DATASET EXCERPTS ->
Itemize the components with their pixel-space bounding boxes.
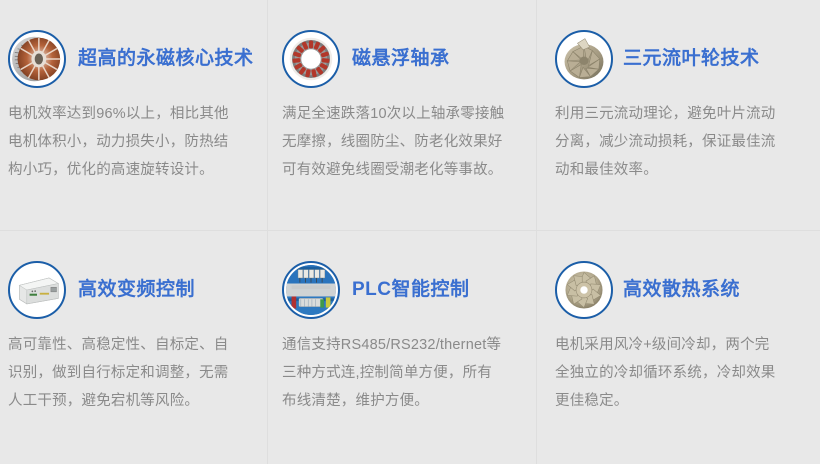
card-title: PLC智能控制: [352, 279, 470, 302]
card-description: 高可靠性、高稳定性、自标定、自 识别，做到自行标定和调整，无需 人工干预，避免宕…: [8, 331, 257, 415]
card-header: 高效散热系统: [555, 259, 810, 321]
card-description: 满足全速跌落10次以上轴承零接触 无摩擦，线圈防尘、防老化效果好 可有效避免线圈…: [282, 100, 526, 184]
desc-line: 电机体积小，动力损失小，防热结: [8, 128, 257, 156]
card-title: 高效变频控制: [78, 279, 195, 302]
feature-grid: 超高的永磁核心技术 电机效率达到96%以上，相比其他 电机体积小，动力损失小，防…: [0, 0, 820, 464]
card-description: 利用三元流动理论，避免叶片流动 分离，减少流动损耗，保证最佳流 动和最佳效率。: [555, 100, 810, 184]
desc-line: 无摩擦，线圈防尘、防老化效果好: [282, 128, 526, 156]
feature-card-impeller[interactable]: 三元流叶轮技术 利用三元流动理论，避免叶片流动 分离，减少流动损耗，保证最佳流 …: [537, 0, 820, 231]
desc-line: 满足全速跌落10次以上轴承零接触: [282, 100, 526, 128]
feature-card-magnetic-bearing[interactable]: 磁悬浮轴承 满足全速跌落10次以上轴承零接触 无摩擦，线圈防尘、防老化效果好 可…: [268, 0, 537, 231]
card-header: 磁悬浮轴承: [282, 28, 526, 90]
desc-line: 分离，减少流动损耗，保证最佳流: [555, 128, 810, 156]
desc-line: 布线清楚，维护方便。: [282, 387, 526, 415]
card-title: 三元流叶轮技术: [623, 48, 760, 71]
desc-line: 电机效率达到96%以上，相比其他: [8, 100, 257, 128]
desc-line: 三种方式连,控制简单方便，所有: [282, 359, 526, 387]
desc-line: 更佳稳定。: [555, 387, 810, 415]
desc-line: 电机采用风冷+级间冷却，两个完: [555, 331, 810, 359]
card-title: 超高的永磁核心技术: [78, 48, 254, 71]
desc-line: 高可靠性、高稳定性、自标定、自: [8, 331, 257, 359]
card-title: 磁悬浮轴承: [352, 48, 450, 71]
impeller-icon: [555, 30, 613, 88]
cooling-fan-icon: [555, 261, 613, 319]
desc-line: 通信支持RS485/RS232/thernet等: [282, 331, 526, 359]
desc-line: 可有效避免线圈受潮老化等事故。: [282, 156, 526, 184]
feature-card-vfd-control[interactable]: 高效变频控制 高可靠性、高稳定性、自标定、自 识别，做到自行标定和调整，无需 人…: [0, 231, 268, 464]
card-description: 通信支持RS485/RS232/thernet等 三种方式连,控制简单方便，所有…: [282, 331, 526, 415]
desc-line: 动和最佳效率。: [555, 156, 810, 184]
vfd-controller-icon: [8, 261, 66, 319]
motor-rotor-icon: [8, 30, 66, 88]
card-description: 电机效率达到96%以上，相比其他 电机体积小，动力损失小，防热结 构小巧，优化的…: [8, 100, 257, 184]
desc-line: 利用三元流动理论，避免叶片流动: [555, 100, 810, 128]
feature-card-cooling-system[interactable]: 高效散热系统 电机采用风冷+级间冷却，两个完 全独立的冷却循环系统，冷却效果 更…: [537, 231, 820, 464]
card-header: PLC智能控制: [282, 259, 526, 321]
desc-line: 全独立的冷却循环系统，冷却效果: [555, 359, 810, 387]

WRITTEN TASK ->
Locate each line in the items above that contains the string "减少流动损耗", treating case as significant, and copy those lines.

SOLUTION TO THIS PROBLEM ->
card-description: 利用三元流动理论，避免叶片流动 分离，减少流动损耗，保证最佳流 动和最佳效率。: [555, 100, 810, 184]
feature-card-impeller[interactable]: 三元流叶轮技术 利用三元流动理论，避免叶片流动 分离，减少流动损耗，保证最佳流 …: [537, 0, 820, 231]
desc-line: 分离，减少流动损耗，保证最佳流: [555, 128, 810, 156]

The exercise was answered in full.